The records below hold pictures; please leave those out and retype the rest exactly.
--------------------------------------------------
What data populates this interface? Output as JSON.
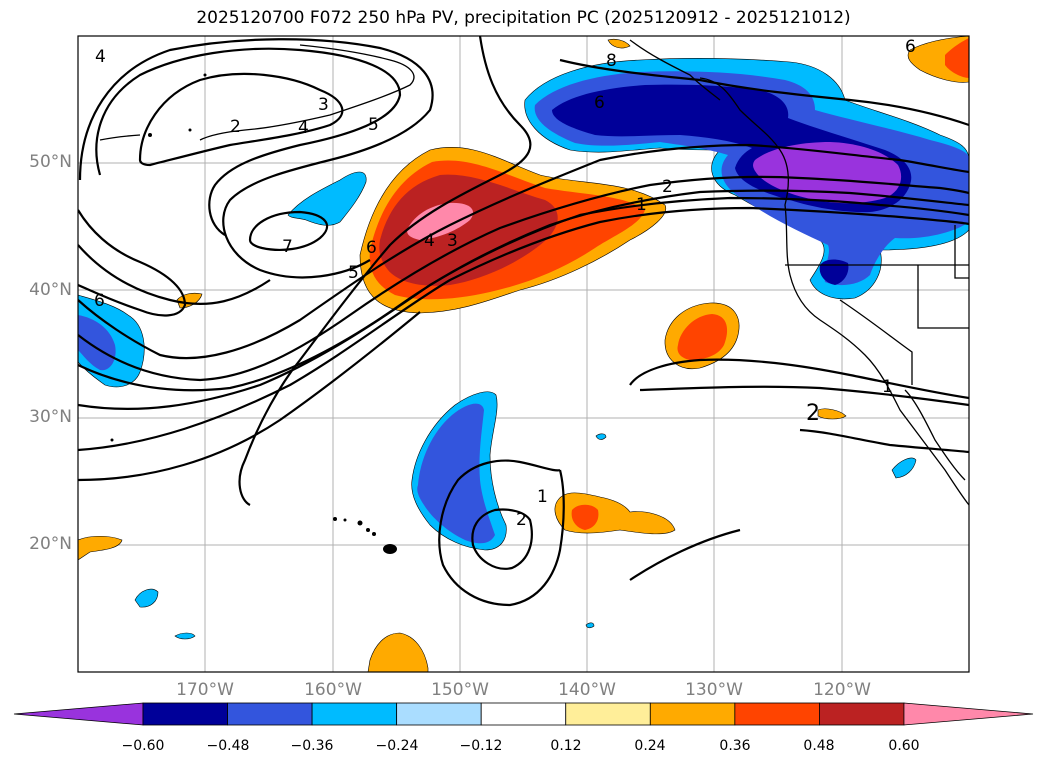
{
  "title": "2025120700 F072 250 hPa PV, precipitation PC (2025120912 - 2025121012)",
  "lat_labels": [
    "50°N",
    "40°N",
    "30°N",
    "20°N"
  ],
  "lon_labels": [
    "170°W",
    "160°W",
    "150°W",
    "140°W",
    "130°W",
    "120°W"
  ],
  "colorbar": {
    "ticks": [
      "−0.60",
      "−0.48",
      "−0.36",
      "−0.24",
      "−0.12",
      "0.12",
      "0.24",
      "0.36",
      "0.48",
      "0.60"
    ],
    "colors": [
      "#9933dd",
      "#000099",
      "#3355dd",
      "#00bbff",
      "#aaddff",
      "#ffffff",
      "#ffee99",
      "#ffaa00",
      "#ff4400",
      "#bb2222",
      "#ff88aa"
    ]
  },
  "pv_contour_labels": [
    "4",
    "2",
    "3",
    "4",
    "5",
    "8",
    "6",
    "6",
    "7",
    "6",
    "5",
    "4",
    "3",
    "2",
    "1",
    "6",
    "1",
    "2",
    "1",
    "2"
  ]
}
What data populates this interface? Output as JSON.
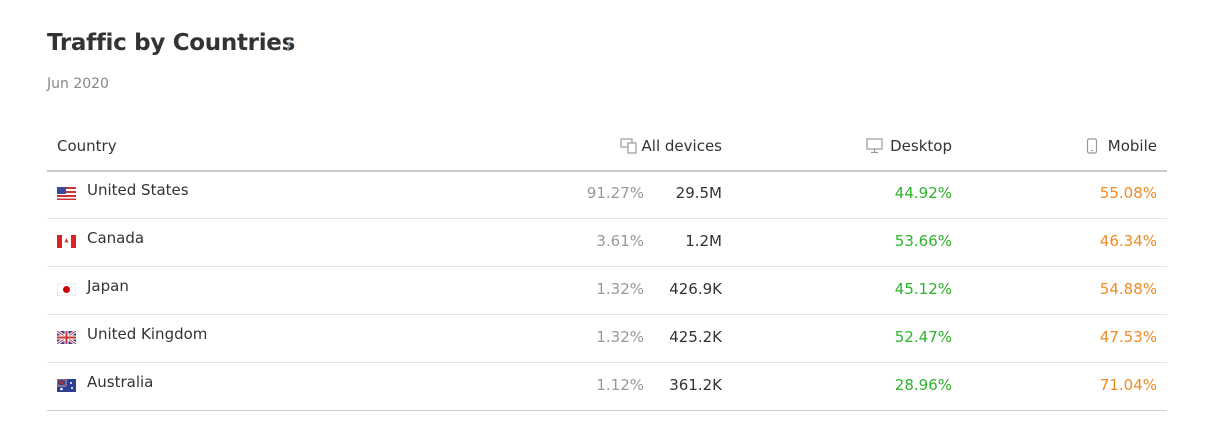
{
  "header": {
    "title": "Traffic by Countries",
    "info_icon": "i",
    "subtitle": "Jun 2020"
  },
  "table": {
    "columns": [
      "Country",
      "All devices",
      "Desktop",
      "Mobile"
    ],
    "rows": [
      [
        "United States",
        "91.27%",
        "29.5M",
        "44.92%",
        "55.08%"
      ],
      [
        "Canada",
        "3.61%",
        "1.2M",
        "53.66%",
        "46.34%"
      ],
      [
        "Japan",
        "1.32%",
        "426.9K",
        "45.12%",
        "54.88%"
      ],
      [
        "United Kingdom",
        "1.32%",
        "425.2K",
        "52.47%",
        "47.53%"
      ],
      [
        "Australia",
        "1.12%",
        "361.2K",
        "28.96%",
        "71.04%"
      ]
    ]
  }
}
--------------------------------------------------
▶ _Answer in full_:
What data populates this interface? Output as JSON.
{
  "title": "2025120700 F072 250 hPa PV, precipitation PC (2025120912 - 2025121012)",
  "lat_labels": [
    "50°N",
    "40°N",
    "30°N",
    "20°N"
  ],
  "lon_labels": [
    "170°W",
    "160°W",
    "150°W",
    "140°W",
    "130°W",
    "120°W"
  ],
  "colorbar": {
    "ticks": [
      "−0.60",
      "−0.48",
      "−0.36",
      "−0.24",
      "−0.12",
      "0.12",
      "0.24",
      "0.36",
      "0.48",
      "0.60"
    ],
    "colors": [
      "#9933dd",
      "#000099",
      "#3355dd",
      "#00bbff",
      "#aaddff",
      "#ffffff",
      "#ffee99",
      "#ffaa00",
      "#ff4400",
      "#bb2222",
      "#ff88aa"
    ]
  },
  "pv_contour_labels": [
    "4",
    "2",
    "3",
    "4",
    "5",
    "8",
    "6",
    "6",
    "7",
    "6",
    "5",
    "4",
    "3",
    "2",
    "1",
    "6",
    "1",
    "2",
    "1",
    "2"
  ]
}
What data populates this interface? Output as JSON.
{
  "header": {
    "title": "Traffic by Countries",
    "info_icon": "i",
    "subtitle": "Jun 2020"
  },
  "table": {
    "columns": [
      "Country",
      "All devices",
      "Desktop",
      "Mobile"
    ],
    "rows": [
      [
        "United States",
        "91.27%",
        "29.5M",
        "44.92%",
        "55.08%"
      ],
      [
        "Canada",
        "3.61%",
        "1.2M",
        "53.66%",
        "46.34%"
      ],
      [
        "Japan",
        "1.32%",
        "426.9K",
        "45.12%",
        "54.88%"
      ],
      [
        "United Kingdom",
        "1.32%",
        "425.2K",
        "52.47%",
        "47.53%"
      ],
      [
        "Australia",
        "1.12%",
        "361.2K",
        "28.96%",
        "71.04%"
      ]
    ]
  }
}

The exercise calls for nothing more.